WRITTEN REQUEST
The entries need to be copied exactly.

Saved entries
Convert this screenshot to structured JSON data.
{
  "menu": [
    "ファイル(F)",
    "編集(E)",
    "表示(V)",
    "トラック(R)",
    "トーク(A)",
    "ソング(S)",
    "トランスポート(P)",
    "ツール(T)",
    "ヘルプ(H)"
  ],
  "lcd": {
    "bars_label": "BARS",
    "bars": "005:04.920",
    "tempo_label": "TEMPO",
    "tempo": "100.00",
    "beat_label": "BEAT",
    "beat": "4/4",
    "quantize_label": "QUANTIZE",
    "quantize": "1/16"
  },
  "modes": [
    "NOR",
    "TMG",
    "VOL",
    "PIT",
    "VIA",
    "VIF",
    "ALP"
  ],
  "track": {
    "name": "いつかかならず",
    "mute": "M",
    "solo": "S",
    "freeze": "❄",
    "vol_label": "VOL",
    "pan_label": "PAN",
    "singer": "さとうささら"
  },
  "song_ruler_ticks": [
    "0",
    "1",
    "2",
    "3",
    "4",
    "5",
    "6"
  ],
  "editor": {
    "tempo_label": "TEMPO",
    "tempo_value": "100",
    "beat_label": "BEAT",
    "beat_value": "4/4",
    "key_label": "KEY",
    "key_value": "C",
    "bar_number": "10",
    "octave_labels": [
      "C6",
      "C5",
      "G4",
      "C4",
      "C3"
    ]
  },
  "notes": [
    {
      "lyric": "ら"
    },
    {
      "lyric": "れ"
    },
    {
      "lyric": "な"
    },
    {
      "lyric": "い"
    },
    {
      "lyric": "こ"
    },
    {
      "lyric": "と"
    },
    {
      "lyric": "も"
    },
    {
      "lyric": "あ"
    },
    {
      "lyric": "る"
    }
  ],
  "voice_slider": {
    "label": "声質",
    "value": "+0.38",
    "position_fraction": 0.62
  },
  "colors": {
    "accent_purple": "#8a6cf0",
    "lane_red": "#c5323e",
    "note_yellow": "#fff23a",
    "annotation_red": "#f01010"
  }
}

RESULT FOR THIS TASK
Convert this screenshot to structured JSON data.
{
  "menu": [
    "ファイル(F)",
    "編集(E)",
    "表示(V)",
    "トラック(R)",
    "トーク(A)",
    "ソング(S)",
    "トランスポート(P)",
    "ツール(T)",
    "ヘルプ(H)"
  ],
  "lcd": {
    "bars_label": "BARS",
    "bars": "005:04.920",
    "tempo_label": "TEMPO",
    "tempo": "100.00",
    "beat_label": "BEAT",
    "beat": "4/4",
    "quantize_label": "QUANTIZE",
    "quantize": "1/16"
  },
  "modes": [
    "NOR",
    "TMG",
    "VOL",
    "PIT",
    "VIA",
    "VIF",
    "ALP"
  ],
  "track": {
    "name": "いつかかならず",
    "mute": "M",
    "solo": "S",
    "freeze": "❄",
    "vol_label": "VOL",
    "pan_label": "PAN",
    "singer": "さとうささら"
  },
  "song_ruler_ticks": [
    "0",
    "1",
    "2",
    "3",
    "4",
    "5",
    "6"
  ],
  "editor": {
    "tempo_label": "TEMPO",
    "tempo_value": "100",
    "beat_label": "BEAT",
    "beat_value": "4/4",
    "key_label": "KEY",
    "key_value": "C",
    "bar_number": "10",
    "octave_labels": [
      "C6",
      "C5",
      "G4",
      "C4",
      "C3"
    ]
  },
  "notes": [
    {
      "lyric": "ら"
    },
    {
      "lyric": "れ"
    },
    {
      "lyric": "な"
    },
    {
      "lyric": "い"
    },
    {
      "lyric": "こ"
    },
    {
      "lyric": "と"
    },
    {
      "lyric": "も"
    },
    {
      "lyric": "あ"
    },
    {
      "lyric": "る"
    }
  ],
  "voice_slider": {
    "label": "声質",
    "value": "+0.38",
    "position_fraction": 0.62
  },
  "colors": {
    "accent_purple": "#8a6cf0",
    "lane_red": "#c5323e",
    "note_yellow": "#fff23a",
    "annotation_red": "#f01010"
  }
}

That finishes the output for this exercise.